**MATERIAL TO PROCESS**
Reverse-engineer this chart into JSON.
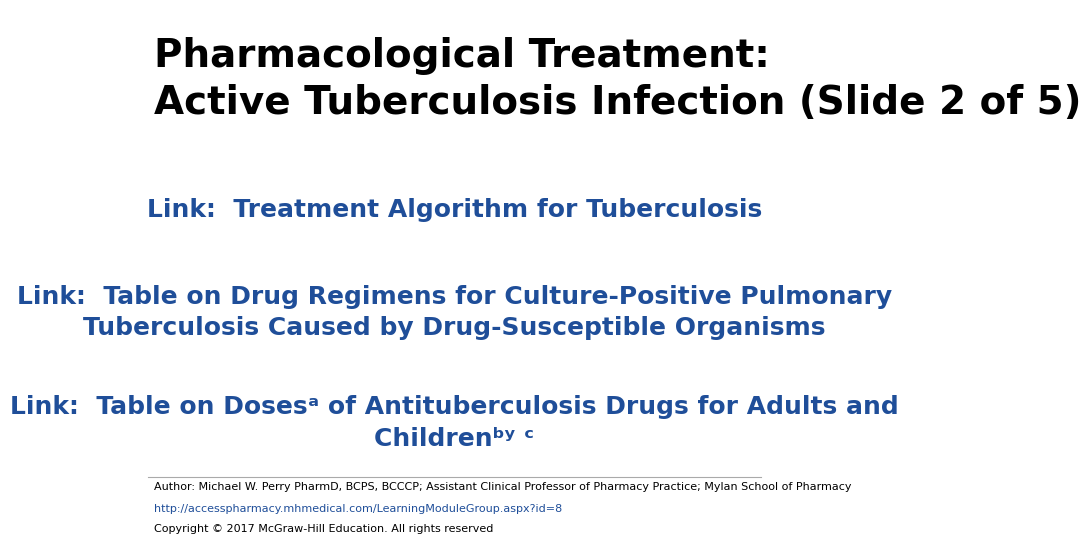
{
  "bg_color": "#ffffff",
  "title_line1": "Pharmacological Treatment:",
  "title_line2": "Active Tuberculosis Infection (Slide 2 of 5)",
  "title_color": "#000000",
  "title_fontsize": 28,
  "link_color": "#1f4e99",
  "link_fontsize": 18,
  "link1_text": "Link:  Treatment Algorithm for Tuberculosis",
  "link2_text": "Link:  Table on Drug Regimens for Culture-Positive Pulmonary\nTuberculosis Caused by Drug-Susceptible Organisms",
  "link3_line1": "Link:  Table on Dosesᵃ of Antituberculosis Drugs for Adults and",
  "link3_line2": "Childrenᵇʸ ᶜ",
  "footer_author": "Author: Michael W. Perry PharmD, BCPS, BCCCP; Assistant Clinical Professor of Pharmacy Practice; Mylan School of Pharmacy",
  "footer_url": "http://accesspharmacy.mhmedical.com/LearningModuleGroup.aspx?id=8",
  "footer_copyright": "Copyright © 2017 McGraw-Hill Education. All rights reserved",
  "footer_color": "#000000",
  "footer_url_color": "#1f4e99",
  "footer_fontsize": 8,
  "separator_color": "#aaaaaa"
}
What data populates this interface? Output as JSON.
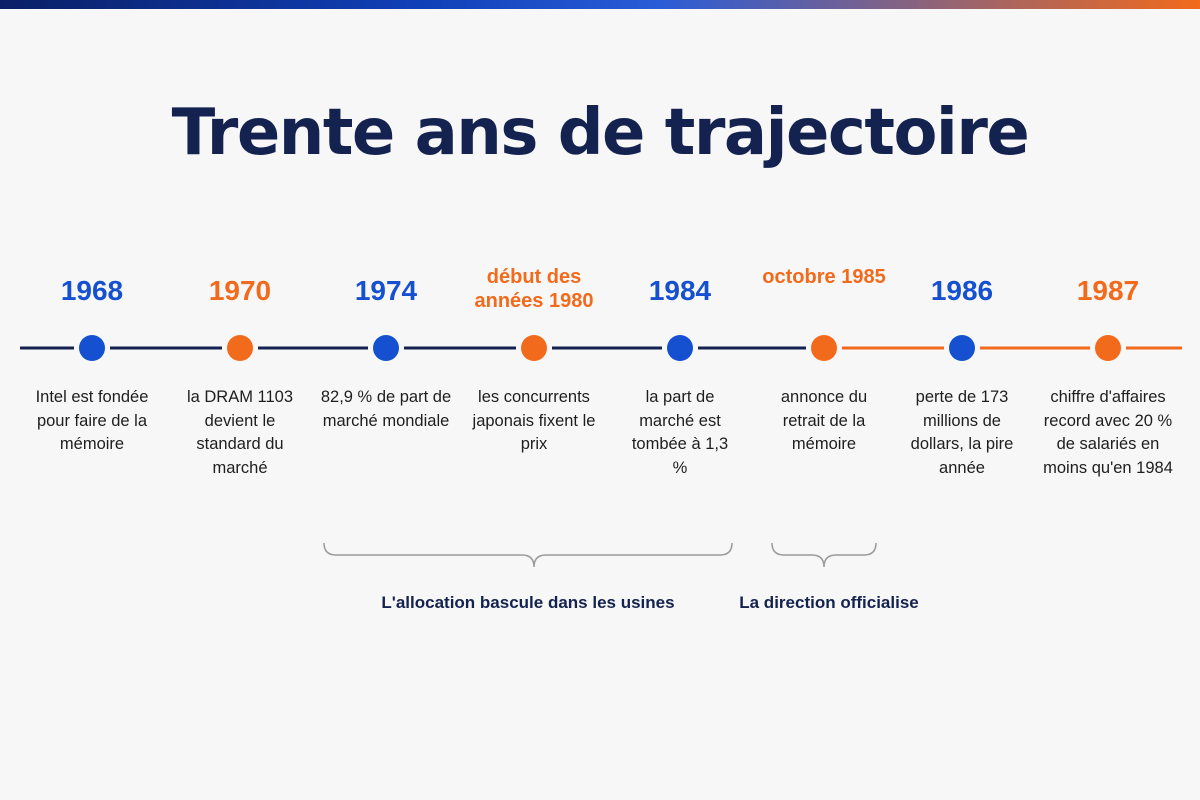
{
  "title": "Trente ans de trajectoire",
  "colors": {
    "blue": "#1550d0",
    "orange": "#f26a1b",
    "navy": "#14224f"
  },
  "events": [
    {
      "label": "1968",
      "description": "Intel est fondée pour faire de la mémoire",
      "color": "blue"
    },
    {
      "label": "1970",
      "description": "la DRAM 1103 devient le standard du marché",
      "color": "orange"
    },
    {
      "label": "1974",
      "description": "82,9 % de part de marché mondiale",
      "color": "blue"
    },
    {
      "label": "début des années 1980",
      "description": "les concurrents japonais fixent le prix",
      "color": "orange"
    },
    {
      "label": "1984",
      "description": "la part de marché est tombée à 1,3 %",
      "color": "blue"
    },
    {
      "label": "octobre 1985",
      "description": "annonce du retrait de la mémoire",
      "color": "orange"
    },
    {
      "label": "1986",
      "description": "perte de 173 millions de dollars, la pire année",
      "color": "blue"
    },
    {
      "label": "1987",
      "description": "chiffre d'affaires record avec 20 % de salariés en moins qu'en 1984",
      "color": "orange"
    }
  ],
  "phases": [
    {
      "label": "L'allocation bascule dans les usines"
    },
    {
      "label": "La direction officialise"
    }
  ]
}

* * *

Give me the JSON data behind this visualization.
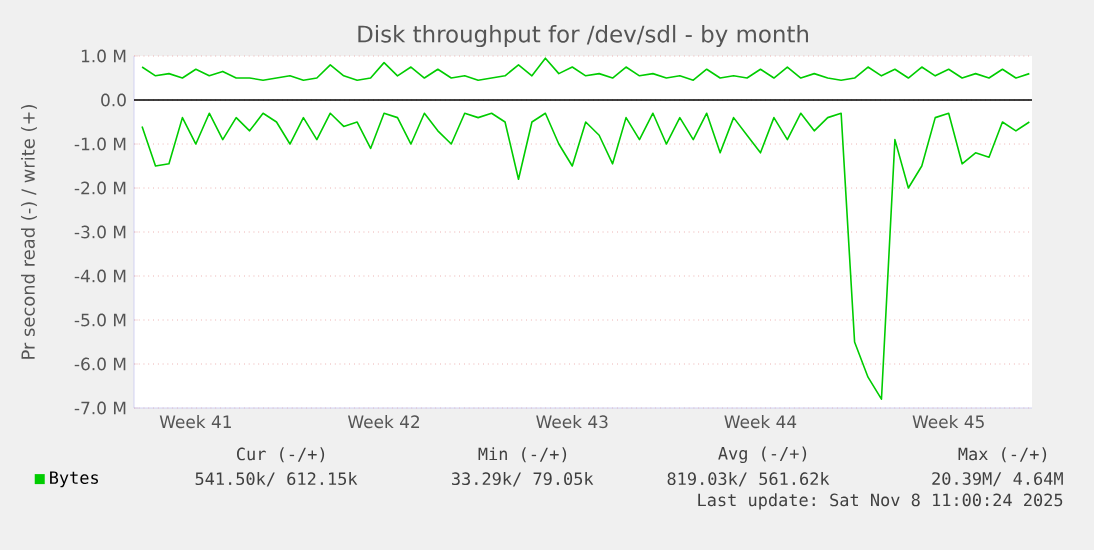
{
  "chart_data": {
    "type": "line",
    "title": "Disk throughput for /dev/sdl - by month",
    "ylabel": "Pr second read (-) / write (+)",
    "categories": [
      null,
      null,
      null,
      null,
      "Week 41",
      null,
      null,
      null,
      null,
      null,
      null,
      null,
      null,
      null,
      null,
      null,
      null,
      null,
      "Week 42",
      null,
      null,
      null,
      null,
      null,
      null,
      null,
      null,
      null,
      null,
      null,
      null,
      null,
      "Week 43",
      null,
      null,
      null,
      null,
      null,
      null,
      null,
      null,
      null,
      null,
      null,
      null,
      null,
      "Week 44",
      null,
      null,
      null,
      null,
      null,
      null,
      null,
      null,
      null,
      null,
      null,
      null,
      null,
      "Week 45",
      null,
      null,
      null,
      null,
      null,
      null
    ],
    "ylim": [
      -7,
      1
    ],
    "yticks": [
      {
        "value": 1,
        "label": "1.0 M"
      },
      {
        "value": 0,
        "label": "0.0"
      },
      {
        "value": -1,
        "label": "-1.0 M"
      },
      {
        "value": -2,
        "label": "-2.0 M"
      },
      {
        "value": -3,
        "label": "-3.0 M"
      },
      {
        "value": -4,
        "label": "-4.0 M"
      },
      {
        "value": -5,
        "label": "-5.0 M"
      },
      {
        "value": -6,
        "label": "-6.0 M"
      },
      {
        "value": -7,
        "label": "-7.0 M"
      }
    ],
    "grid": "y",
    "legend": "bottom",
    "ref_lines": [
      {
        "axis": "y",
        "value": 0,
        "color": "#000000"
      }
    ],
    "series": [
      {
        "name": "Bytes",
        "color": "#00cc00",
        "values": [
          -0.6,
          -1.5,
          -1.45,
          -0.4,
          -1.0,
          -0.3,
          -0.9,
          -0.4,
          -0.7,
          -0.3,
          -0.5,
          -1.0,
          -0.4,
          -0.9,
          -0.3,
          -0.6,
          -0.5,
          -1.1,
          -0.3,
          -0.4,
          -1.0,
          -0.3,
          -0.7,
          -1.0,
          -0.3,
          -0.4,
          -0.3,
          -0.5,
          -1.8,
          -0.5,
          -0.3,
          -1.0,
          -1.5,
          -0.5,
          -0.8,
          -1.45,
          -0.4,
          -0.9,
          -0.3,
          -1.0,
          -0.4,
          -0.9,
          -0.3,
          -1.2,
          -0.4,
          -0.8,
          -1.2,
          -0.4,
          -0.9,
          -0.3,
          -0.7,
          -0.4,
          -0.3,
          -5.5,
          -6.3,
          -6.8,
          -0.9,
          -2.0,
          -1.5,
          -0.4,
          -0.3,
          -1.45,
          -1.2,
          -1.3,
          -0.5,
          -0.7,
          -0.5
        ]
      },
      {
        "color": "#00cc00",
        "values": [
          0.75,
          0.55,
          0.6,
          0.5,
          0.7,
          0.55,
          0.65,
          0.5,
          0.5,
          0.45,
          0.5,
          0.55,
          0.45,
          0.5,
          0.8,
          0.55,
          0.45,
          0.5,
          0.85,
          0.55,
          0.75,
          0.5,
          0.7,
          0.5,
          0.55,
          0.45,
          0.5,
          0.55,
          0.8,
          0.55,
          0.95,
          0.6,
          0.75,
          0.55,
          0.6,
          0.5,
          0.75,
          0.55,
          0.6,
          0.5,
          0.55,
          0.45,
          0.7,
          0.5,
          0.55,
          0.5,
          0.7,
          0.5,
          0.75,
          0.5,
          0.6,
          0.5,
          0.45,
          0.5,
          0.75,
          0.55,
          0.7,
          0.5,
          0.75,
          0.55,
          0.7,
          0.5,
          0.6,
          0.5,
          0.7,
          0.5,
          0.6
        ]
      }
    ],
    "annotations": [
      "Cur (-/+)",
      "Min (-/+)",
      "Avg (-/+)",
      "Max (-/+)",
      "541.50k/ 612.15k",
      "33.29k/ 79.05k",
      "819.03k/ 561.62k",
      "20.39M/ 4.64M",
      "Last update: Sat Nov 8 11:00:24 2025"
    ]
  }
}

--

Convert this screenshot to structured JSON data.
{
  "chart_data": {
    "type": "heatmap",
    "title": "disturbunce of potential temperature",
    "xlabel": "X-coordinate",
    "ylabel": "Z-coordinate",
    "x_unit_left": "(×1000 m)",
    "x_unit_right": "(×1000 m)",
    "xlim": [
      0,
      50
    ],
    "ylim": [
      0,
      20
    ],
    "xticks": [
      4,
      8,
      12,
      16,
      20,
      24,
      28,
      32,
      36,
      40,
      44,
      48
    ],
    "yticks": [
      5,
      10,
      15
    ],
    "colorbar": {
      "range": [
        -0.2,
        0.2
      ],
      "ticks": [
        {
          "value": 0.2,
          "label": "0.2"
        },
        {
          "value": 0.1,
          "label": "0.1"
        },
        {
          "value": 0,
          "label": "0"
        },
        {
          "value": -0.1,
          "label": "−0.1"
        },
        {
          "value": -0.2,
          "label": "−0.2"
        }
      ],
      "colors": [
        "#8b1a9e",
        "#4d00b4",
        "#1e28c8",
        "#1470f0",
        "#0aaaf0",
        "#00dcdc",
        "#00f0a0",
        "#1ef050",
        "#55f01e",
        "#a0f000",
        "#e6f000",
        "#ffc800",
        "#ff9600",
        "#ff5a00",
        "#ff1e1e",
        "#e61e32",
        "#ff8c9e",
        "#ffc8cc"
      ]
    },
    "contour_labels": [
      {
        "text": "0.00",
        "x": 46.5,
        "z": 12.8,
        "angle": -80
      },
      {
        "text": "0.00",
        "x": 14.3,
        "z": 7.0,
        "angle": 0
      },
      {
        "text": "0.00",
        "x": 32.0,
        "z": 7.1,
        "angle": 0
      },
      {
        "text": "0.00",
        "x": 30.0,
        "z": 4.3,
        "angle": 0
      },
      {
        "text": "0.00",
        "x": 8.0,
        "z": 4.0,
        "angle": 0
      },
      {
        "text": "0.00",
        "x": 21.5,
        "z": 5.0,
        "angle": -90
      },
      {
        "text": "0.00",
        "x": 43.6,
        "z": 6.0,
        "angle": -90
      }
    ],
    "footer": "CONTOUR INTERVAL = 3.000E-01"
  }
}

**WORK TO DO**
Extract every line from the records above that contains the word "Week".

**SOLUTION TO THIS PROBLEM**
      "Week 41",
      "Week 42",
      "Week 43",
      "Week 44",
      "Week 45",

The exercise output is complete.